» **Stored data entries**

►

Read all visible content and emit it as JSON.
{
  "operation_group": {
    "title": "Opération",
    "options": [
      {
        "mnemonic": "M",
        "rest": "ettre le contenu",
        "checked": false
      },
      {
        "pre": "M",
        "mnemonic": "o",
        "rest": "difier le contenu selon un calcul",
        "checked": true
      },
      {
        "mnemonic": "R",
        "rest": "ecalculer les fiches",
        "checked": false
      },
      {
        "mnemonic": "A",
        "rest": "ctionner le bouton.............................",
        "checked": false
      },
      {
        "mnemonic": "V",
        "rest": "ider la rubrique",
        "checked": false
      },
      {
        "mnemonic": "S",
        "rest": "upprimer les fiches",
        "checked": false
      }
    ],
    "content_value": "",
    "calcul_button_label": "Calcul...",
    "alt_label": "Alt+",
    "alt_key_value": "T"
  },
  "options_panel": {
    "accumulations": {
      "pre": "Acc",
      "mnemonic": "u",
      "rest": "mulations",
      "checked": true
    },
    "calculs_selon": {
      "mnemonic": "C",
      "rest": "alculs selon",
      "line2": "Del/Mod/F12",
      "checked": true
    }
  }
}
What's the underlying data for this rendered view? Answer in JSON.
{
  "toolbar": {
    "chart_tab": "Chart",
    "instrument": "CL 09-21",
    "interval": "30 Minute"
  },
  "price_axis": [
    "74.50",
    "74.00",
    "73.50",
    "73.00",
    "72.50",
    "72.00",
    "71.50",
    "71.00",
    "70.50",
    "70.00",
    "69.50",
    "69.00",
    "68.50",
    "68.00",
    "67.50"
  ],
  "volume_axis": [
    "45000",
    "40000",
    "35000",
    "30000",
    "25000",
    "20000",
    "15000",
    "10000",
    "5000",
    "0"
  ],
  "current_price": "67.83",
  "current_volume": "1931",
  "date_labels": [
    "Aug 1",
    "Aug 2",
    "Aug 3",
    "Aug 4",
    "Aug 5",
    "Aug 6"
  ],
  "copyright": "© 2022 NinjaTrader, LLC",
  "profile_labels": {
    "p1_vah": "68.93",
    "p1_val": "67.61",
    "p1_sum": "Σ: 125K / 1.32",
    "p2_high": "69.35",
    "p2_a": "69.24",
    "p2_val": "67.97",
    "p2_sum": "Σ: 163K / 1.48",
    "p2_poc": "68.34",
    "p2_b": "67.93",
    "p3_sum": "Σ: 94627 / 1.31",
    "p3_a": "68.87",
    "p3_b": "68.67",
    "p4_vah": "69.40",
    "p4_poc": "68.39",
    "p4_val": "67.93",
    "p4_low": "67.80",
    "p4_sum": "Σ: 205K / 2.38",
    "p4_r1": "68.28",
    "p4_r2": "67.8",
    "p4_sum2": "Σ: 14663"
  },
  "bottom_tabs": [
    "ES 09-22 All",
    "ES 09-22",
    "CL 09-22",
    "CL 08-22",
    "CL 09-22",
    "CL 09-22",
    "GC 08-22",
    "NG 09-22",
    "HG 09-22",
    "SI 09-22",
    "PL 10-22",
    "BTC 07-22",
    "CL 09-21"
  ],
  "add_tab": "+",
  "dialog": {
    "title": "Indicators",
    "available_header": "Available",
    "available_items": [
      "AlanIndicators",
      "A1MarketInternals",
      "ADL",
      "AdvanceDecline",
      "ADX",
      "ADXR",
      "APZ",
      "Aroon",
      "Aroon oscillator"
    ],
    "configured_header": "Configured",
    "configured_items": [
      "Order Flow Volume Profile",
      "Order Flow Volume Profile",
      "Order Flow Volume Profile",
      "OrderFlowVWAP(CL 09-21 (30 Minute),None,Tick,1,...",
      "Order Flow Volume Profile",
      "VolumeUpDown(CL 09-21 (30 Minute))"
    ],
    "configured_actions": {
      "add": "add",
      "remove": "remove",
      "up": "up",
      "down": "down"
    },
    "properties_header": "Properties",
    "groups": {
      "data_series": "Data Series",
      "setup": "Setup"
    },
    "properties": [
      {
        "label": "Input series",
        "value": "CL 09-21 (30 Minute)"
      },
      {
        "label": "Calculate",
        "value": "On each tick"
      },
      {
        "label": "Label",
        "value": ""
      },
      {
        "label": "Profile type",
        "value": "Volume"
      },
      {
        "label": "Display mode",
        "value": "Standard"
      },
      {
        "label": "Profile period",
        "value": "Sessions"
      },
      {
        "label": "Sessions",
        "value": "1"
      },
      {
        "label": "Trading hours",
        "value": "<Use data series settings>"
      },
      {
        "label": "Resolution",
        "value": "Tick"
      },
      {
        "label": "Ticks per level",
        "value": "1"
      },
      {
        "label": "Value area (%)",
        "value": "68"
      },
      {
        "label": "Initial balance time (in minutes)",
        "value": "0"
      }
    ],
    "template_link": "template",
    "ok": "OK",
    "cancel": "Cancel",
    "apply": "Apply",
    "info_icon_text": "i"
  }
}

◄

» **Task to carry out**
Go through the data and return every record exactly.

» **Answer to this exercise**
Read all visible content and emit it as JSON.
{
  "operation_group": {
    "title": "Opération",
    "options": [
      {
        "mnemonic": "M",
        "rest": "ettre le contenu",
        "checked": false
      },
      {
        "pre": "M",
        "mnemonic": "o",
        "rest": "difier le contenu selon un calcul",
        "checked": true
      },
      {
        "mnemonic": "R",
        "rest": "ecalculer les fiches",
        "checked": false
      },
      {
        "mnemonic": "A",
        "rest": "ctionner le bouton.............................",
        "checked": false
      },
      {
        "mnemonic": "V",
        "rest": "ider la rubrique",
        "checked": false
      },
      {
        "mnemonic": "S",
        "rest": "upprimer les fiches",
        "checked": false
      }
    ],
    "content_value": "",
    "calcul_button_label": "Calcul...",
    "alt_label": "Alt+",
    "alt_key_value": "T"
  },
  "options_panel": {
    "accumulations": {
      "pre": "Acc",
      "mnemonic": "u",
      "rest": "mulations",
      "checked": true
    },
    "calculs_selon": {
      "mnemonic": "C",
      "rest": "alculs selon",
      "line2": "Del/Mod/F12",
      "checked": true
    }
  }
}
What's the underlying data for this rendered view? Answer in JSON.
{
  "toolbar": {
    "chart_tab": "Chart",
    "instrument": "CL 09-21",
    "interval": "30 Minute"
  },
  "price_axis": [
    "74.50",
    "74.00",
    "73.50",
    "73.00",
    "72.50",
    "72.00",
    "71.50",
    "71.00",
    "70.50",
    "70.00",
    "69.50",
    "69.00",
    "68.50",
    "68.00",
    "67.50"
  ],
  "volume_axis": [
    "45000",
    "40000",
    "35000",
    "30000",
    "25000",
    "20000",
    "15000",
    "10000",
    "5000",
    "0"
  ],
  "current_price": "67.83",
  "current_volume": "1931",
  "date_labels": [
    "Aug 1",
    "Aug 2",
    "Aug 3",
    "Aug 4",
    "Aug 5",
    "Aug 6"
  ],
  "copyright": "© 2022 NinjaTrader, LLC",
  "profile_labels": {
    "p1_vah": "68.93",
    "p1_val": "67.61",
    "p1_sum": "Σ: 125K / 1.32",
    "p2_high": "69.35",
    "p2_a": "69.24",
    "p2_val": "67.97",
    "p2_sum": "Σ: 163K / 1.48",
    "p2_poc": "68.34",
    "p2_b": "67.93",
    "p3_sum": "Σ: 94627 / 1.31",
    "p3_a": "68.87",
    "p3_b": "68.67",
    "p4_vah": "69.40",
    "p4_poc": "68.39",
    "p4_val": "67.93",
    "p4_low": "67.80",
    "p4_sum": "Σ: 205K / 2.38",
    "p4_r1": "68.28",
    "p4_r2": "67.8",
    "p4_sum2": "Σ: 14663"
  },
  "bottom_tabs": [
    "ES 09-22 All",
    "ES 09-22",
    "CL 09-22",
    "CL 08-22",
    "CL 09-22",
    "CL 09-22",
    "GC 08-22",
    "NG 09-22",
    "HG 09-22",
    "SI 09-22",
    "PL 10-22",
    "BTC 07-22",
    "CL 09-21"
  ],
  "add_tab": "+",
  "dialog": {
    "title": "Indicators",
    "available_header": "Available",
    "available_items": [
      "AlanIndicators",
      "A1MarketInternals",
      "ADL",
      "AdvanceDecline",
      "ADX",
      "ADXR",
      "APZ",
      "Aroon",
      "Aroon oscillator"
    ],
    "configured_header": "Configured",
    "configured_items": [
      "Order Flow Volume Profile",
      "Order Flow Volume Profile",
      "Order Flow Volume Profile",
      "OrderFlowVWAP(CL 09-21 (30 Minute),None,Tick,1,...",
      "Order Flow Volume Profile",
      "VolumeUpDown(CL 09-21 (30 Minute))"
    ],
    "configured_actions": {
      "add": "add",
      "remove": "remove",
      "up": "up",
      "down": "down"
    },
    "properties_header": "Properties",
    "groups": {
      "data_series": "Data Series",
      "setup": "Setup"
    },
    "properties": [
      {
        "label": "Input series",
        "value": "CL 09-21 (30 Minute)"
      },
      {
        "label": "Calculate",
        "value": "On each tick"
      },
      {
        "label": "Label",
        "value": ""
      },
      {
        "label": "Profile type",
        "value": "Volume"
      },
      {
        "label": "Display mode",
        "value": "Standard"
      },
      {
        "label": "Profile period",
        "value": "Sessions"
      },
      {
        "label": "Sessions",
        "value": "1"
      },
      {
        "label": "Trading hours",
        "value": "<Use data series settings>"
      },
      {
        "label": "Resolution",
        "value": "Tick"
      },
      {
        "label": "Ticks per level",
        "value": "1"
      },
      {
        "label": "Value area (%)",
        "value": "68"
      },
      {
        "label": "Initial balance time (in minutes)",
        "value": "0"
      }
    ],
    "template_link": "template",
    "ok": "OK",
    "cancel": "Cancel",
    "apply": "Apply",
    "info_icon_text": "i"
  }
}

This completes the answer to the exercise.